YOUR OBJECTIVE:
Return all lines with the word "economies" in them.

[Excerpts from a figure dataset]
# # # # #

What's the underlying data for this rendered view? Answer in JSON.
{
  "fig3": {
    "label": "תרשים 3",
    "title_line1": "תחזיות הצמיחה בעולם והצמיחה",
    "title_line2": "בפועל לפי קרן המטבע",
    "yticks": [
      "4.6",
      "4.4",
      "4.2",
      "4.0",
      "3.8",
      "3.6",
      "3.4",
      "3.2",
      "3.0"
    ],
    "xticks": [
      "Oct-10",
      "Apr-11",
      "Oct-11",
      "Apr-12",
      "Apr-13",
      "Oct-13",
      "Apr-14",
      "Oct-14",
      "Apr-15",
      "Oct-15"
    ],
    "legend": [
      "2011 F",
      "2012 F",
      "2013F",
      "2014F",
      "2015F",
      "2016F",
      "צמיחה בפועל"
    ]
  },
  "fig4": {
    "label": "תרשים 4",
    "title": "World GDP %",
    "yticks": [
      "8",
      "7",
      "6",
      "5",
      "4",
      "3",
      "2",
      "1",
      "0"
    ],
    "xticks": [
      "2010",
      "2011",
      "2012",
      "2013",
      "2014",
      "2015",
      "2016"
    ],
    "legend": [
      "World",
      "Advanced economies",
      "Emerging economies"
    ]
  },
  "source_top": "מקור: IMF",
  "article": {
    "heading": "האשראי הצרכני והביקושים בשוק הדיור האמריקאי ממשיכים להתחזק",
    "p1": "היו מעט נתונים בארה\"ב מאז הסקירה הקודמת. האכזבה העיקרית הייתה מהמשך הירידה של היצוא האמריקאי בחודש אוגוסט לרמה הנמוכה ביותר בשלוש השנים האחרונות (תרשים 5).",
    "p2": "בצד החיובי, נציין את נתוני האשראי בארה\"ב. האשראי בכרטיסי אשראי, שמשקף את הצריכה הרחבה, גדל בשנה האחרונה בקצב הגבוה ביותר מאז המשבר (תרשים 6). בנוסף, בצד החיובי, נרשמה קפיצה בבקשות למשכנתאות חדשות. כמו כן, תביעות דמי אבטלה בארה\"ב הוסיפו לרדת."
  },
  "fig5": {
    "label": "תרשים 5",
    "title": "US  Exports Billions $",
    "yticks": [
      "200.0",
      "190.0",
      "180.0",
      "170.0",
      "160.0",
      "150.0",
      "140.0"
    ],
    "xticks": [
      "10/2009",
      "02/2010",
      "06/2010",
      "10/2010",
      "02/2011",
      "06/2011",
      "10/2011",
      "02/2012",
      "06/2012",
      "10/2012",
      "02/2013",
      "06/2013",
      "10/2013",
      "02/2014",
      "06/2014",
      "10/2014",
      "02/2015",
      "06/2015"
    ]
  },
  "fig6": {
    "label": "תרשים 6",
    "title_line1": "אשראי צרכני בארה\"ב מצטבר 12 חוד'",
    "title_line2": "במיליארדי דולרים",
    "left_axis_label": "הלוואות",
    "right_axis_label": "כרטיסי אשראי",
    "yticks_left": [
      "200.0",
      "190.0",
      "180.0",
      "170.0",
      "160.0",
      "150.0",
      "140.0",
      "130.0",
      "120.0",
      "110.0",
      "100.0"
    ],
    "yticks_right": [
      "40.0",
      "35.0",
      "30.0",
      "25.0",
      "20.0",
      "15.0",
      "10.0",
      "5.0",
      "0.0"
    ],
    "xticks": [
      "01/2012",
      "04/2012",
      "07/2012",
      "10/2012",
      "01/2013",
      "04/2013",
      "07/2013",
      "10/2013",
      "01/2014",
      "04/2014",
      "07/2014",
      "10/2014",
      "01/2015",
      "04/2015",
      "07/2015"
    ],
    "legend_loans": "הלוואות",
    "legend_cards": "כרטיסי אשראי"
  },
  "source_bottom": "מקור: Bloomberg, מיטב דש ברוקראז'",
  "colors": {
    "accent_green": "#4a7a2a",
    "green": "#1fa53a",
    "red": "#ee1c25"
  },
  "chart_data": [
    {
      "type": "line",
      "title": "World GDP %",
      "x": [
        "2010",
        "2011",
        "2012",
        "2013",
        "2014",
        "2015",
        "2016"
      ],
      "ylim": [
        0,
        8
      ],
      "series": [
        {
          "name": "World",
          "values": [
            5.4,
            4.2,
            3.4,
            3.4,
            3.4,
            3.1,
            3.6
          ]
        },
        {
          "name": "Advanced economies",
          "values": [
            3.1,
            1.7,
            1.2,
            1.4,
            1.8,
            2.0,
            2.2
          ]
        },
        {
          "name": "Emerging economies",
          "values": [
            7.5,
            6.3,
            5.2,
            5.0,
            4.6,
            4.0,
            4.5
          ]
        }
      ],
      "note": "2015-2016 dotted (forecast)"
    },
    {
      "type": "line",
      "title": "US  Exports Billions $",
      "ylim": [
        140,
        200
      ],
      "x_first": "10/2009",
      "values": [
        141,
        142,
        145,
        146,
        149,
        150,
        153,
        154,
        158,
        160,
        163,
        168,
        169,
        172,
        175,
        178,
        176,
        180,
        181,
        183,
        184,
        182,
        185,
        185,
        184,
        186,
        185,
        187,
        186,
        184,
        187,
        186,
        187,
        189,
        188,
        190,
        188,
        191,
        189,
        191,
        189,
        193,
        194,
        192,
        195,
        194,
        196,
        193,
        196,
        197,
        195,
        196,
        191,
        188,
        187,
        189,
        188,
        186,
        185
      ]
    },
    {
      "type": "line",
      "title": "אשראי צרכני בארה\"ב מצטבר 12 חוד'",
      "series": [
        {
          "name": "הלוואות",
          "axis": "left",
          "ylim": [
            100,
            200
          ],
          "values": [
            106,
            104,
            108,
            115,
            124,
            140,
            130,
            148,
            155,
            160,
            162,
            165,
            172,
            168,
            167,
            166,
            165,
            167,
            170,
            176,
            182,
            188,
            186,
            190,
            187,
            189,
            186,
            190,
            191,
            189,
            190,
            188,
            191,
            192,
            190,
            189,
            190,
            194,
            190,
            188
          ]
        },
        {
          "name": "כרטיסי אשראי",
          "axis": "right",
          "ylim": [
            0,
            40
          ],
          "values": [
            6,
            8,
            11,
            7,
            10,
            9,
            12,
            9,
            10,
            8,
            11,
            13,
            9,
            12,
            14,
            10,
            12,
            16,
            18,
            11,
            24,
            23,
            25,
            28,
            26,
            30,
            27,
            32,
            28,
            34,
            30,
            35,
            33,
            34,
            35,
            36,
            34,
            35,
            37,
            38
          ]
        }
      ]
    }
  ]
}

# # # # #

EXPECTED OUTPUT:
      "Advanced economies",
      "Emerging economies"
          "name": "Advanced economies",
          "name": "Emerging economies",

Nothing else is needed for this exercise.